WHAT THE TASK REQUIRES → Keep only those lines of the records that include the string "sentido".
--- START ---
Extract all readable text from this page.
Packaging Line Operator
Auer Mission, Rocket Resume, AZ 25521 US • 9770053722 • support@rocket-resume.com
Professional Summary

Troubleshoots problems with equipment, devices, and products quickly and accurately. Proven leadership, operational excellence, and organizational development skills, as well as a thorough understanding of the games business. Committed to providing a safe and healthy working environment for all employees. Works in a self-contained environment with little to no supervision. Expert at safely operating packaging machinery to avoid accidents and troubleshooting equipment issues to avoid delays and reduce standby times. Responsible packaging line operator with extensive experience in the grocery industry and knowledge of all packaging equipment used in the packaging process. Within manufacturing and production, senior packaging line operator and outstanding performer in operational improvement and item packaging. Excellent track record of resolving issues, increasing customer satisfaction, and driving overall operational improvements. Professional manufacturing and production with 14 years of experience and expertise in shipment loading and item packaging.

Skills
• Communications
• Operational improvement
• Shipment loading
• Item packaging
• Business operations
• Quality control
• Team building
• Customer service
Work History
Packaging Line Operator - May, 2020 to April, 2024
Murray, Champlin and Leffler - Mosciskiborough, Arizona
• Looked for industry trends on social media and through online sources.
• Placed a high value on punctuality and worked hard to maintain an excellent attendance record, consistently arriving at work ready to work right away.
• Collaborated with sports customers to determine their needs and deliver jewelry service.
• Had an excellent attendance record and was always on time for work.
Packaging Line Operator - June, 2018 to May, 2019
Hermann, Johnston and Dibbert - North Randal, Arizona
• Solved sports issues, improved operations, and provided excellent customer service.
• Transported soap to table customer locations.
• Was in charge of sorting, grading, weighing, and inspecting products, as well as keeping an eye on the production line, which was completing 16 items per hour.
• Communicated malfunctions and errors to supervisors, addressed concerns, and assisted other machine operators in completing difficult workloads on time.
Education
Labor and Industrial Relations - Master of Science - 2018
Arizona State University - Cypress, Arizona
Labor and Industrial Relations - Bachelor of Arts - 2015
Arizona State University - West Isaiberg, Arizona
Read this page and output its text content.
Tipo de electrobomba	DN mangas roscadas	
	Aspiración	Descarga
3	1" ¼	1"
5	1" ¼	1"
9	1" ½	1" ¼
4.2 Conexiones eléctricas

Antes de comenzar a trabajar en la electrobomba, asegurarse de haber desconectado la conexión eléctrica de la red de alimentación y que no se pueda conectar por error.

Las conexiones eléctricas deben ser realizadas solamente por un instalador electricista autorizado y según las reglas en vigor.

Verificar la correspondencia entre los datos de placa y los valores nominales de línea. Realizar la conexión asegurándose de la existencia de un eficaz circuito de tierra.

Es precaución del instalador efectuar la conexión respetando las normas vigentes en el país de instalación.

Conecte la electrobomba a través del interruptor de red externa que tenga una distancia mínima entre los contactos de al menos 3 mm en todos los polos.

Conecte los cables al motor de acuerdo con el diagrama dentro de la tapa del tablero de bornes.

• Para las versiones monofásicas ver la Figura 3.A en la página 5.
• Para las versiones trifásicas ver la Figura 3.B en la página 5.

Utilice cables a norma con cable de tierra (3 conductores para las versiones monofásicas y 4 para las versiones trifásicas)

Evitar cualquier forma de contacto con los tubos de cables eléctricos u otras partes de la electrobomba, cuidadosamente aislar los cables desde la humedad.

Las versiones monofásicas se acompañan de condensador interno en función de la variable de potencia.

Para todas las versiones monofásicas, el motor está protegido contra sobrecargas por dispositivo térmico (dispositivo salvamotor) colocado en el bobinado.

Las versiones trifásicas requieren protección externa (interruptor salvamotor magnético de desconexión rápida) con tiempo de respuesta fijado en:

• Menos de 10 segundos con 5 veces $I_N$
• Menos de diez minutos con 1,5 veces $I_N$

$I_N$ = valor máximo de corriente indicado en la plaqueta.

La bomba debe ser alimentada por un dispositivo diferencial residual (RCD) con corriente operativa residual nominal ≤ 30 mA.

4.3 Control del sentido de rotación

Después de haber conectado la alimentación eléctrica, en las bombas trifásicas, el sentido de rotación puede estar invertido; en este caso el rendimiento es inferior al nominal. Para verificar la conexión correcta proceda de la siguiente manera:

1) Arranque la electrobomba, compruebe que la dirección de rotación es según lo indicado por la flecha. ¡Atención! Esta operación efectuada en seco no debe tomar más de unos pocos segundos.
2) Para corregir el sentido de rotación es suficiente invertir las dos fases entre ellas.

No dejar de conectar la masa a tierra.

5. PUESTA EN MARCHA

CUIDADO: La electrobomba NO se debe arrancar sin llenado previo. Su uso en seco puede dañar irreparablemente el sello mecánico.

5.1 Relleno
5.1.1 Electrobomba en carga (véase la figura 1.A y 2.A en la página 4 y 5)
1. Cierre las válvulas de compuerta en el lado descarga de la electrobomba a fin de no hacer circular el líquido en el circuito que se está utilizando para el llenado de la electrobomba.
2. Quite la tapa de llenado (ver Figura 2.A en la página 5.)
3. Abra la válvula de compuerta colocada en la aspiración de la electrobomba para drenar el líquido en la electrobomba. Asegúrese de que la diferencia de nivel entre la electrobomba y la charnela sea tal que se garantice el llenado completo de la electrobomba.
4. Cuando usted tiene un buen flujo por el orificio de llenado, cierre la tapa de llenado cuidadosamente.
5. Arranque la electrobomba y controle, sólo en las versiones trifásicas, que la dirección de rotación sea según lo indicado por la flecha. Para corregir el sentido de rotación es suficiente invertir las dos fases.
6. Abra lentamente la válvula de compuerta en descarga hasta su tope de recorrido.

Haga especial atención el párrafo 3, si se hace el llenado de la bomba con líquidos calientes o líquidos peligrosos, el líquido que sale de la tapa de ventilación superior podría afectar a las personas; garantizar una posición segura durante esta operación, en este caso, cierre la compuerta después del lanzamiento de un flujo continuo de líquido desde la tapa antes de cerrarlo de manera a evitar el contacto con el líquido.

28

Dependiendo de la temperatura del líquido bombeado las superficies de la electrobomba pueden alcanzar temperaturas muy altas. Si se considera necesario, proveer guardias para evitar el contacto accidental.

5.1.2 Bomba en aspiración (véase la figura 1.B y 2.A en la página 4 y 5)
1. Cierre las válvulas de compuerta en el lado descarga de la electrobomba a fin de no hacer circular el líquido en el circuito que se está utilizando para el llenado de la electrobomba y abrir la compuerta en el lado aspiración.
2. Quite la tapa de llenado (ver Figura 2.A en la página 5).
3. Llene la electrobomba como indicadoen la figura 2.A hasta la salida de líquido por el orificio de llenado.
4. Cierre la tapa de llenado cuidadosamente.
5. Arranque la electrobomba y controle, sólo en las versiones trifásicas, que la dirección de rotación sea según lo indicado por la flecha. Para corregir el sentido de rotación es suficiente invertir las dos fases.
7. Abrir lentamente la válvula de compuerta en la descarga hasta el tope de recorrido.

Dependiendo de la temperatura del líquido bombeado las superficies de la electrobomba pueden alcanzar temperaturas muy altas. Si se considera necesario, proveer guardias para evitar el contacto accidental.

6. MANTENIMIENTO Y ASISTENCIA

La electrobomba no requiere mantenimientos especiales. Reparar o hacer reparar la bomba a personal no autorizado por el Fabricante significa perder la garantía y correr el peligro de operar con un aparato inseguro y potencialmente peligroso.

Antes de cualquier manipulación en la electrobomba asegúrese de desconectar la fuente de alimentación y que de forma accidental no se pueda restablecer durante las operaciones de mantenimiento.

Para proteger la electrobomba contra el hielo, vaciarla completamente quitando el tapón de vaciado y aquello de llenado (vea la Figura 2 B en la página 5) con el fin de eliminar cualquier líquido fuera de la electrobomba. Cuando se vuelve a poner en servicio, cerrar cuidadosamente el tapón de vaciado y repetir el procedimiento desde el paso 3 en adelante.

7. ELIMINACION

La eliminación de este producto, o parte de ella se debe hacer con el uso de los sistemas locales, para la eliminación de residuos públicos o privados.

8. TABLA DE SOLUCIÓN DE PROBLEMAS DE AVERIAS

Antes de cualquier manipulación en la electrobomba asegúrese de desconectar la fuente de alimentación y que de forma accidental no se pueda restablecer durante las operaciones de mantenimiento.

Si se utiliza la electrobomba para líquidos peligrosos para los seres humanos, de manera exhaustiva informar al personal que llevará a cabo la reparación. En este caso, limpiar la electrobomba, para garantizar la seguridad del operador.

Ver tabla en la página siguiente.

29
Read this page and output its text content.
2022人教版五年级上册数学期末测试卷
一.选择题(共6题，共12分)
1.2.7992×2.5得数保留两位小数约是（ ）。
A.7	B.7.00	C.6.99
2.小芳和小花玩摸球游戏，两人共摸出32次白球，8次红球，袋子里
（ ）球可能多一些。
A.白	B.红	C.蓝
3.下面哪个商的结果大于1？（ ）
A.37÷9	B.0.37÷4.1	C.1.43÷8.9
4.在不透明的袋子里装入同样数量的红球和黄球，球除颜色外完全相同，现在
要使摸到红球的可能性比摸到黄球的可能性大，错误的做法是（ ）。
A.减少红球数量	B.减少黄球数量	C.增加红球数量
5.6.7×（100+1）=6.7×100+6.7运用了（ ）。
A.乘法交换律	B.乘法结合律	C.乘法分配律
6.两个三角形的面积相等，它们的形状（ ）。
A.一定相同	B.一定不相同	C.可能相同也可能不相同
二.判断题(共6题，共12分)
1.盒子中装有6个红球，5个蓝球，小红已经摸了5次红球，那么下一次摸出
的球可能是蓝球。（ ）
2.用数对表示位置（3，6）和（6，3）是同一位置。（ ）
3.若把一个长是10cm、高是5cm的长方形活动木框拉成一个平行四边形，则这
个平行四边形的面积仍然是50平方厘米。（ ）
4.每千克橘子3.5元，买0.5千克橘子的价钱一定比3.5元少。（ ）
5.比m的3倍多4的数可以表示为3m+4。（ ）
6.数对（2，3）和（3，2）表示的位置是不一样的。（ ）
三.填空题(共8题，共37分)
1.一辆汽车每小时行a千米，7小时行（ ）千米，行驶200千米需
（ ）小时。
--- END ---
FULL ANSWER →
4.3 Control del sentido de rotación
Después de haber conectado la alimentación eléctrica, en las bombas trifásicas, el sentido de rotación puede estar invertido; en este caso el rendimiento es inferior al nominal. Para verificar la conexión correcta proceda de la siguiente manera:
2) Para corregir el sentido de rotación es suficiente invertir las dos fases entre ellas.
5. Arranque la electrobomba y controle, sólo en las versiones trifásicas, que la dirección de rotación sea según lo indicado por la flecha. Para corregir el sentido de rotación es suficiente invertir las dos fases.
5. Arranque la electrobomba y controle, sólo en las versiones trifásicas, que la dirección de rotación sea según lo indicado por la flecha. Para corregir el sentido de rotación es suficiente invertir las dos fases.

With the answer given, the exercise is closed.